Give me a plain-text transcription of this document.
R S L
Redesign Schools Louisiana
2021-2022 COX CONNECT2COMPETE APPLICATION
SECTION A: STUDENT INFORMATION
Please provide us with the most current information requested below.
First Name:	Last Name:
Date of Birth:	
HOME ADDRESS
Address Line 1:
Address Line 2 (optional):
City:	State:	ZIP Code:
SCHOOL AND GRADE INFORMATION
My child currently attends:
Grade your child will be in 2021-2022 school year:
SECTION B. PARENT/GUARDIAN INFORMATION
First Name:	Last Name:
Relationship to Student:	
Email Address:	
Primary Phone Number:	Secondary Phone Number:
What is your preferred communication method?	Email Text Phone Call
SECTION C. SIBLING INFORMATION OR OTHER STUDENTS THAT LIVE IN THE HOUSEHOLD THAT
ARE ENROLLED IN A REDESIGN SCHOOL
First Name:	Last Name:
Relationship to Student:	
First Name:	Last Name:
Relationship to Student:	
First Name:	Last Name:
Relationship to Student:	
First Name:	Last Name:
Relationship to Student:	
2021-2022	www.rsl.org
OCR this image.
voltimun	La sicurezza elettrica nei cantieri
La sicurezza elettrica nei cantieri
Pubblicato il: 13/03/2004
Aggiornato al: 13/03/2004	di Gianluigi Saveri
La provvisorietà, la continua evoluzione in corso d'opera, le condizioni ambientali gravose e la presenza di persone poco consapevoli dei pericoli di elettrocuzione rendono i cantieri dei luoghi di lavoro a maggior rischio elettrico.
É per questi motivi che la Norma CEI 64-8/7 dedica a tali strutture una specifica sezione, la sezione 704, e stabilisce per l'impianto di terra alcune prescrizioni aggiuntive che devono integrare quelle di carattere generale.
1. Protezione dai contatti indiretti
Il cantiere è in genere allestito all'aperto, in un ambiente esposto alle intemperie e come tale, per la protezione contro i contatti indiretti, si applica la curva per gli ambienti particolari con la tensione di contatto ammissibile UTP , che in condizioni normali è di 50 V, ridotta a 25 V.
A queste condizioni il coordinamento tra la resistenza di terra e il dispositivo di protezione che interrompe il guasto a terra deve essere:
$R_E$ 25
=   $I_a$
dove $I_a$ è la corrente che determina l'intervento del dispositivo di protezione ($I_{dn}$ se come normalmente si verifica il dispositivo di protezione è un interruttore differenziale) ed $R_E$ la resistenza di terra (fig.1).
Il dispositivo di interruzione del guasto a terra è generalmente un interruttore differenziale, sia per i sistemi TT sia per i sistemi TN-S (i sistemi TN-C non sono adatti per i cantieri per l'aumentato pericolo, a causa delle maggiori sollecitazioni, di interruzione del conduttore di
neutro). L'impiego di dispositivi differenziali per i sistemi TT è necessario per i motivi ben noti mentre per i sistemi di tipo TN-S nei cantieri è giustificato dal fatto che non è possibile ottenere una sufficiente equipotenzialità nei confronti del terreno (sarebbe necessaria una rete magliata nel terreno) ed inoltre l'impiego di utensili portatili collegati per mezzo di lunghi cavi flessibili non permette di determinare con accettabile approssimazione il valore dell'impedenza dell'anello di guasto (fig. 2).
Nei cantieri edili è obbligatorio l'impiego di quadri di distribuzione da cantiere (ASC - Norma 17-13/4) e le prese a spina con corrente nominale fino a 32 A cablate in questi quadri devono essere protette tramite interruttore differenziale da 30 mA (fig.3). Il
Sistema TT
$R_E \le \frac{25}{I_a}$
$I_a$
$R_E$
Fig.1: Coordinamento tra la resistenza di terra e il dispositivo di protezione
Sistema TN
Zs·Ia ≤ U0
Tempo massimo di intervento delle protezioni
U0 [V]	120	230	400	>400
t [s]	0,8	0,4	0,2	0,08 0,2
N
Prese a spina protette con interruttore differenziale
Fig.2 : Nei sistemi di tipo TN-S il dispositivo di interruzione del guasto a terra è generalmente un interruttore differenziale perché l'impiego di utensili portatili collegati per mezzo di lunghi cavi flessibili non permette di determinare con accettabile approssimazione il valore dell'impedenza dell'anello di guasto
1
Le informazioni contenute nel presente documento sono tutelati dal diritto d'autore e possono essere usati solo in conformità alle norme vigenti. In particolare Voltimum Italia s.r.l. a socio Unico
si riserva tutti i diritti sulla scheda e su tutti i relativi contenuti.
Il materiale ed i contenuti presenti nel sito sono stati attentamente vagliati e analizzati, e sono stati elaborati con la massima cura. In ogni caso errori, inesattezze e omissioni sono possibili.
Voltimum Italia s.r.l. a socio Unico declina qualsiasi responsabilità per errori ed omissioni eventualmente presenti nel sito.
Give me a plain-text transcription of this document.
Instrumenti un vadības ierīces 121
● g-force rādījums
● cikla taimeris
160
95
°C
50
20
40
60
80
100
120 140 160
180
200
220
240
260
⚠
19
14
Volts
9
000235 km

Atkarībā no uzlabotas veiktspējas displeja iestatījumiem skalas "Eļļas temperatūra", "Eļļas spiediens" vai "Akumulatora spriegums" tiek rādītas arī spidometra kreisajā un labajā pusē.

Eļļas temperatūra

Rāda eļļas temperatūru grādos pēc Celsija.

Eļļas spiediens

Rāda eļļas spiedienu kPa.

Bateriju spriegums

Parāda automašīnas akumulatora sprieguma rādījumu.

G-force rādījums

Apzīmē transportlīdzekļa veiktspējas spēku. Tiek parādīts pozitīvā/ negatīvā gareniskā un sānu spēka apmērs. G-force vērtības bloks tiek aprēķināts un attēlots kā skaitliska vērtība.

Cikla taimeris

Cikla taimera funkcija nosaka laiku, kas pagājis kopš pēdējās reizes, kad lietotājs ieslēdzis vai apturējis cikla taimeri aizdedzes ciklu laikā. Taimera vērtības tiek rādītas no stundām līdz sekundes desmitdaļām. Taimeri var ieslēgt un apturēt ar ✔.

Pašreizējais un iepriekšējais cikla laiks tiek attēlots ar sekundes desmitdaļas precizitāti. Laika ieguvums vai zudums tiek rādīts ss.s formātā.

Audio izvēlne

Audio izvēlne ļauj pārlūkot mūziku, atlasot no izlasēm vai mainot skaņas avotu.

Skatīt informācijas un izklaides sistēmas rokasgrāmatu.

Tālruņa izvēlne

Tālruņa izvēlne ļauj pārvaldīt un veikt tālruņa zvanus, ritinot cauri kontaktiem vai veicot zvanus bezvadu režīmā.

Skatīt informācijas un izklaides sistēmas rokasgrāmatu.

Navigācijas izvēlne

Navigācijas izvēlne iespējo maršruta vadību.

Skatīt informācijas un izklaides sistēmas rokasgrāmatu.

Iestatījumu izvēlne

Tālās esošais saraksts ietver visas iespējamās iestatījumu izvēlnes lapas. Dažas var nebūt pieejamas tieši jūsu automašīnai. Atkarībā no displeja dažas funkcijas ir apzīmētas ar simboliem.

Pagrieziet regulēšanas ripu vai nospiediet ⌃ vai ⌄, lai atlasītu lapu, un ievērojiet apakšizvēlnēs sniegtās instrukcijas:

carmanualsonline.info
****************
Return all lines with the word "elettrica" in them.

voltimun	La sicurezza elettrica nei cantieri
La sicurezza elettrica nei cantieri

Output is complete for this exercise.